EXERCISE MATERIALS –

------------

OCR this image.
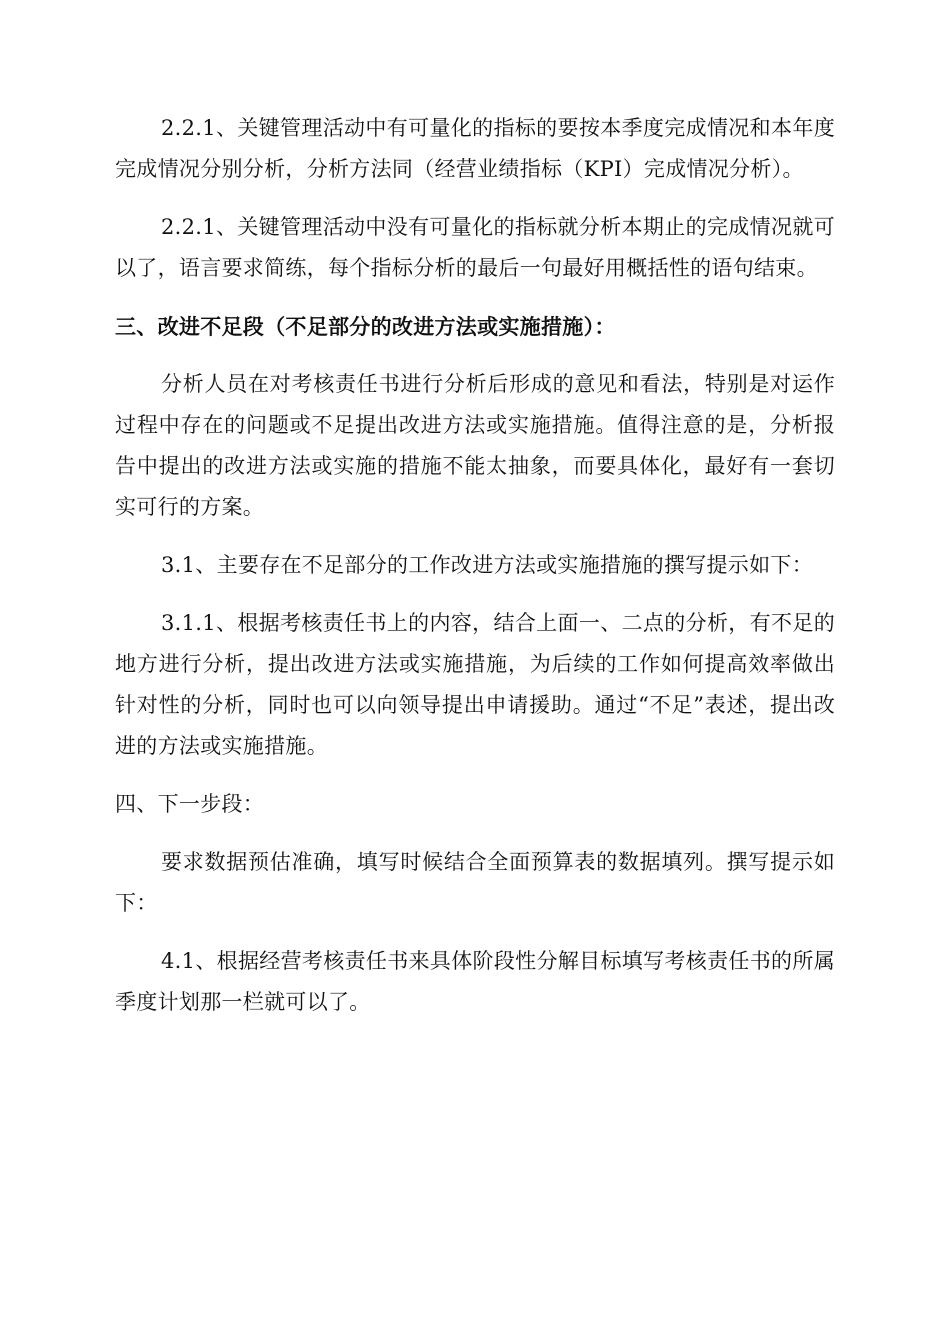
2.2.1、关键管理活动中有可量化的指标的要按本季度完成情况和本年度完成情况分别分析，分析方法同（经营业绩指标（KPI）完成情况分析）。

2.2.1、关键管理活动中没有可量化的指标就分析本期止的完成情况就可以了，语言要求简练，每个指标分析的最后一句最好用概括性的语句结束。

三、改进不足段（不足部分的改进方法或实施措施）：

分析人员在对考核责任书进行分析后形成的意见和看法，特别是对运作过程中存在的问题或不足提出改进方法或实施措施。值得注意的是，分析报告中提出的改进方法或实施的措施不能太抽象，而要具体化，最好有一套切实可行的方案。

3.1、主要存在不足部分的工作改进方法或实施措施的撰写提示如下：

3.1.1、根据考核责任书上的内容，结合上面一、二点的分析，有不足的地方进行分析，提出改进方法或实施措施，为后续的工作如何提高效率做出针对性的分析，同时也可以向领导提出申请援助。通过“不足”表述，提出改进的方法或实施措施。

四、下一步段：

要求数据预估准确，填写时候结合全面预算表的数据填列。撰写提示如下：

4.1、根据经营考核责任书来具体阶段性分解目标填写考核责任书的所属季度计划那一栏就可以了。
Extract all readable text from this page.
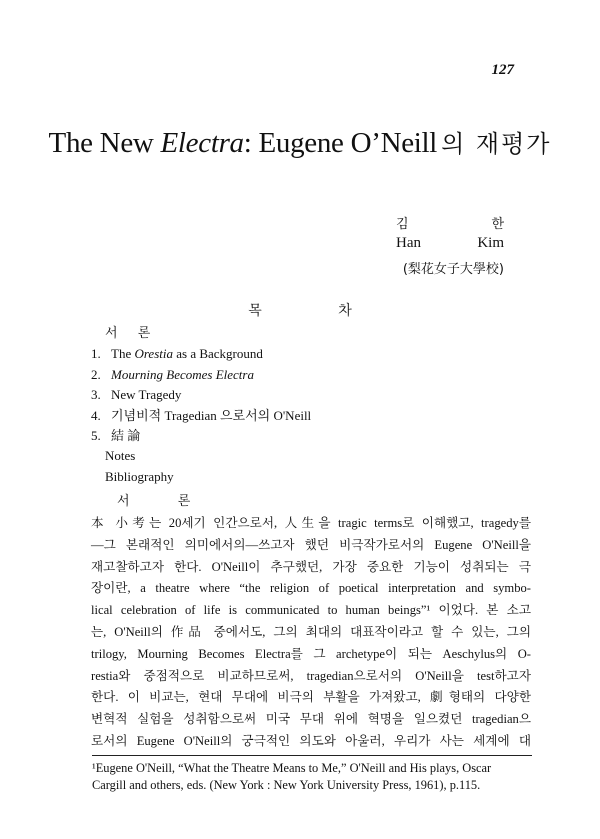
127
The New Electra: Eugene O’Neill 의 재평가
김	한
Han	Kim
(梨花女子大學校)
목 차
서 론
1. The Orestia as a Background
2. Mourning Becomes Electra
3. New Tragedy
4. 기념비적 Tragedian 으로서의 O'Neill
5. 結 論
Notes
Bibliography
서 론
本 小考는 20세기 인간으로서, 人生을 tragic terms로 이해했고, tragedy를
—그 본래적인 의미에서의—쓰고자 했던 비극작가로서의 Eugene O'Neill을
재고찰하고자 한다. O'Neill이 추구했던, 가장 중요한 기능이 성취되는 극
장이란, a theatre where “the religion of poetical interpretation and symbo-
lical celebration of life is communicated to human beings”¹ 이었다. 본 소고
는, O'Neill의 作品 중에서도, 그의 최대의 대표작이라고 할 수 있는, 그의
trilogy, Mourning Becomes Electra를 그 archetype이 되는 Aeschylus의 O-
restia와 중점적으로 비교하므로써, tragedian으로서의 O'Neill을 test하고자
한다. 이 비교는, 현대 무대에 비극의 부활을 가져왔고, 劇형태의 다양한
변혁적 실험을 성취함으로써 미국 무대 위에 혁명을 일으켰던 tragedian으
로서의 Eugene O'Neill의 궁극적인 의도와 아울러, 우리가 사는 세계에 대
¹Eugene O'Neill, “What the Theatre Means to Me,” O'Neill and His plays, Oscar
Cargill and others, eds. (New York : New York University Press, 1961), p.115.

------------

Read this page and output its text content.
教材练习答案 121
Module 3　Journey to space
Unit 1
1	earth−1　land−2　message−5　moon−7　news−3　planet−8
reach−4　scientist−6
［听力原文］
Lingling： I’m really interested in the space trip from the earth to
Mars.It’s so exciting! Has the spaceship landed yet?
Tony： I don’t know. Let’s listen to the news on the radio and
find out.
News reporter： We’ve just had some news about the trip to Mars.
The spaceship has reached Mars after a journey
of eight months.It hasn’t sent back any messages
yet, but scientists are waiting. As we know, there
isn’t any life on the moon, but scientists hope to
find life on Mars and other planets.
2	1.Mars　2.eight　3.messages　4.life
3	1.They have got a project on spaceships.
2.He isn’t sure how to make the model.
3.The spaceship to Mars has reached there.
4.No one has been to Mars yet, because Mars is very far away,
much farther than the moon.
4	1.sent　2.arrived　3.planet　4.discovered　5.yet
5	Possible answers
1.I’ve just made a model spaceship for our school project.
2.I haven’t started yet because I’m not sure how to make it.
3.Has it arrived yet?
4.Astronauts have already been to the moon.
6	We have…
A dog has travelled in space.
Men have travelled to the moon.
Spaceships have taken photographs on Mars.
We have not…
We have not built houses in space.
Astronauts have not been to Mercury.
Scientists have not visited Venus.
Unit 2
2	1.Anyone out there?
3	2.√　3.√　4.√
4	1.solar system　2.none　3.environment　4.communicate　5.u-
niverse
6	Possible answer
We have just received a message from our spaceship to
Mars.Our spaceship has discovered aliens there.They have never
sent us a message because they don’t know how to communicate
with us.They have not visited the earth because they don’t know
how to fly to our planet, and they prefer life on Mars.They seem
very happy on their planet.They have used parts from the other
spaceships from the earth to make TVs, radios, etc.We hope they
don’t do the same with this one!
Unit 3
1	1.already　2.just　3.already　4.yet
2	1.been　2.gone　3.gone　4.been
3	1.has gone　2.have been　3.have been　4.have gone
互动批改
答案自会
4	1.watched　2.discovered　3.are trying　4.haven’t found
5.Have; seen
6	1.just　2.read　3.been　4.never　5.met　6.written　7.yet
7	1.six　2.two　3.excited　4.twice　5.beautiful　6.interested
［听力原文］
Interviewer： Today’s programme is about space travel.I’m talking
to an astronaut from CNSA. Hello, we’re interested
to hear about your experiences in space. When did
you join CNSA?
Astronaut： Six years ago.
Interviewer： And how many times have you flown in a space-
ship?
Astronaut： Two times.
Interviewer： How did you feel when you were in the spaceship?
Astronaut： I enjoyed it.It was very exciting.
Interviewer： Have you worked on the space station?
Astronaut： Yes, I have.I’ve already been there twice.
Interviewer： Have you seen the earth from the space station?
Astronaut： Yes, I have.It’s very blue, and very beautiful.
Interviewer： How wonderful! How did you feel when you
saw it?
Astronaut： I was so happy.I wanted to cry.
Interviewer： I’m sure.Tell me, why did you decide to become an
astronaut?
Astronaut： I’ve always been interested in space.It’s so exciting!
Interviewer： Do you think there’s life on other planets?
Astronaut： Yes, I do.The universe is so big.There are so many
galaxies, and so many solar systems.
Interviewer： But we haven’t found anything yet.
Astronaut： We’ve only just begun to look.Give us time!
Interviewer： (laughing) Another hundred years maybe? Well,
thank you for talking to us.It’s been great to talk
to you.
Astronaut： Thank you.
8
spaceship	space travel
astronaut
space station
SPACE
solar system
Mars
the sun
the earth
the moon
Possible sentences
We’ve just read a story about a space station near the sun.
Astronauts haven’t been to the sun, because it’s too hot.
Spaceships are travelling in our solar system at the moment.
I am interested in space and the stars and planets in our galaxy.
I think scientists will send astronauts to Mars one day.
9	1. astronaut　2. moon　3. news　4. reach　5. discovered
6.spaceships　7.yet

------------

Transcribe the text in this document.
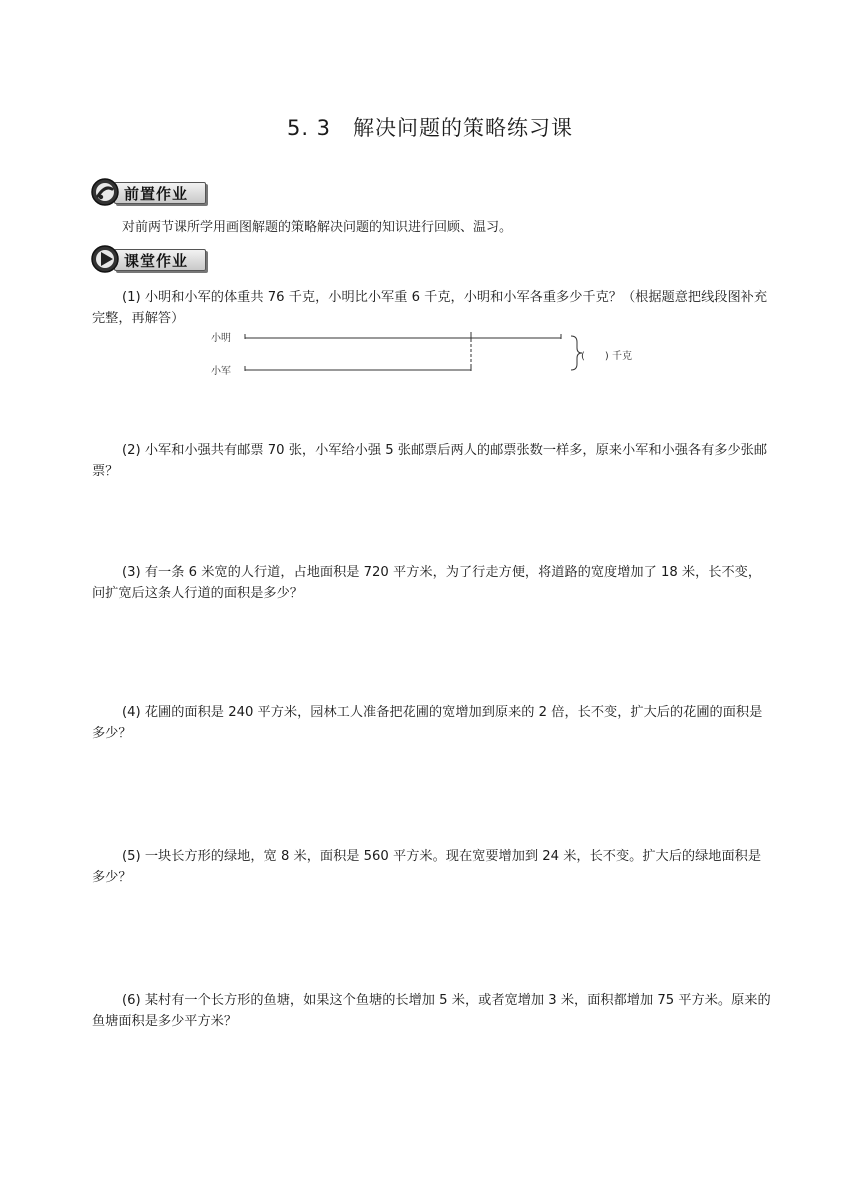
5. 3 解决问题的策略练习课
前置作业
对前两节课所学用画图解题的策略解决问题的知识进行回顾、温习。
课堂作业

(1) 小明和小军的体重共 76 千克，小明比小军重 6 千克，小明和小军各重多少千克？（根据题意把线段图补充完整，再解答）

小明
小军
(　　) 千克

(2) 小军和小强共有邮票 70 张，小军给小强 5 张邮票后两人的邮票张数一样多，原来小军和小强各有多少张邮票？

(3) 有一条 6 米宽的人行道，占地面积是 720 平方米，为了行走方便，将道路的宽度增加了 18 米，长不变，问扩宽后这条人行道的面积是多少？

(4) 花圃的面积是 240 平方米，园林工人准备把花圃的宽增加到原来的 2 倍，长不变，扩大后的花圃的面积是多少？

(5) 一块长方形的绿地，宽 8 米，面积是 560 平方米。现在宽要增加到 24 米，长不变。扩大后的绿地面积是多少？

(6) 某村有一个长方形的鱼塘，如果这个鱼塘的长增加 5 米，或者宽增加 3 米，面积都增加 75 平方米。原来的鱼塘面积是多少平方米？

------------

PROBLEM REQUIREMENTS –
Using the material above, gather every line that includes "Becomes".

EXERCISE SOLUTION –
2. Mourning Becomes Electra
trilogy, Mourning Becomes Electra를 그 archetype이 되는 Aeschylus의 O-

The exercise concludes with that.